▶ SHORT EXERCISE
Search the listing for "name" and copy every line where it appears.

(Figure contents as structured data)

○ ○ ○ ○ ○ ○ ○

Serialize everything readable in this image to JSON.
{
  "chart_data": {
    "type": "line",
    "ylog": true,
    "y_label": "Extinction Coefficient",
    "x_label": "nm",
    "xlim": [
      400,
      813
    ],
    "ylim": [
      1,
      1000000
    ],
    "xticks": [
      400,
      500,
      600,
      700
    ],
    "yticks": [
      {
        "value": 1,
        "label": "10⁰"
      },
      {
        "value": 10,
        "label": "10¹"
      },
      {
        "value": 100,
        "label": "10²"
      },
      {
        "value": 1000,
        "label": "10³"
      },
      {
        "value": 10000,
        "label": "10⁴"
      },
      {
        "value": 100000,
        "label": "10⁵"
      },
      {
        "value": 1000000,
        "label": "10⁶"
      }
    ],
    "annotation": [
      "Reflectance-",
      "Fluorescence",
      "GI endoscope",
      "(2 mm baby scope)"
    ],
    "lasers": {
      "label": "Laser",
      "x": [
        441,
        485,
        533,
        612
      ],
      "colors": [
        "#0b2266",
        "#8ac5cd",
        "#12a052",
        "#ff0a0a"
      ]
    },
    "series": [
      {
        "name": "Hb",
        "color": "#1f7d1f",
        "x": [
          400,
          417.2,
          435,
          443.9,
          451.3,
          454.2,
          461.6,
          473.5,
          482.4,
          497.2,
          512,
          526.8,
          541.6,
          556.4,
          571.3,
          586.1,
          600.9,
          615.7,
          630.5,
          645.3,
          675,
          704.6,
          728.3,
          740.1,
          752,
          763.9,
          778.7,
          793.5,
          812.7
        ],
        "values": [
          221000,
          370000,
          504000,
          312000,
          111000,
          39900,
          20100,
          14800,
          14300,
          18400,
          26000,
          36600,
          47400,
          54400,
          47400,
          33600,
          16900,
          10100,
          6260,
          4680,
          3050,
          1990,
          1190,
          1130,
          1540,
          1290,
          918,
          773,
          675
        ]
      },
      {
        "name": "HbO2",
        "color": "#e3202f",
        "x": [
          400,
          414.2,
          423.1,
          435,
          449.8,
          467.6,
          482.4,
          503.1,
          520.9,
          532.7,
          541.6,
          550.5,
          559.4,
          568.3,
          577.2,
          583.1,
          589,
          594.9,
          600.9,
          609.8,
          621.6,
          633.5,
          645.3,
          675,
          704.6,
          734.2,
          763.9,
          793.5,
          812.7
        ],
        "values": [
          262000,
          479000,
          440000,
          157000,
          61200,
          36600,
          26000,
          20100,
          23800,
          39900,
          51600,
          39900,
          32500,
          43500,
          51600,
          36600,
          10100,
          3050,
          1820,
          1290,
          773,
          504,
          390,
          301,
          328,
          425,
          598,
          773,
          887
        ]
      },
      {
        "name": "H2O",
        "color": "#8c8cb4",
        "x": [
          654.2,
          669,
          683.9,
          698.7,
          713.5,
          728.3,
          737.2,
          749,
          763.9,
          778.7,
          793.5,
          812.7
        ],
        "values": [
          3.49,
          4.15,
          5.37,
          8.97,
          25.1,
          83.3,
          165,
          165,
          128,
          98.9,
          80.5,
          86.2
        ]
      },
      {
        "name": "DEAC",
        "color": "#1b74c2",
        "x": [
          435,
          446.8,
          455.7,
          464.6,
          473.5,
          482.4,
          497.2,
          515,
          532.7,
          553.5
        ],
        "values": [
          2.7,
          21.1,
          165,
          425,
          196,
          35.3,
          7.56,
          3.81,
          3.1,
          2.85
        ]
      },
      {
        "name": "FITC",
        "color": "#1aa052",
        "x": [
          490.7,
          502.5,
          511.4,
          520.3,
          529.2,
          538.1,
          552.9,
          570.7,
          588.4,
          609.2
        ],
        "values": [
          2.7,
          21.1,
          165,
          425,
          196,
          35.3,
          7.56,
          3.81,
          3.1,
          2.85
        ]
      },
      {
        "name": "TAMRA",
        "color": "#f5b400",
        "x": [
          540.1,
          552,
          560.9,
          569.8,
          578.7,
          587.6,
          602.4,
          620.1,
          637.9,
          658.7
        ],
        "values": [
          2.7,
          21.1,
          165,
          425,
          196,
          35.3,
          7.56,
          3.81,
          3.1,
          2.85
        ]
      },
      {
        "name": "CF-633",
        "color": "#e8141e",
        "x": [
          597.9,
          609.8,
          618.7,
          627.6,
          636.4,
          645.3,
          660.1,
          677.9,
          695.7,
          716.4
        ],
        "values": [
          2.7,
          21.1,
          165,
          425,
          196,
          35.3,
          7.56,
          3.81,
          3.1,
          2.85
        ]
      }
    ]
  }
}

○ ○ ○ ○ ○ ○ ○

▶ FINAL RESULT
        "name": "Hb",
        "name": "HbO2",
        "name": "H2O",
        "name": "DEAC",
        "name": "FITC",
        "name": "TAMRA",
        "name": "CF-633",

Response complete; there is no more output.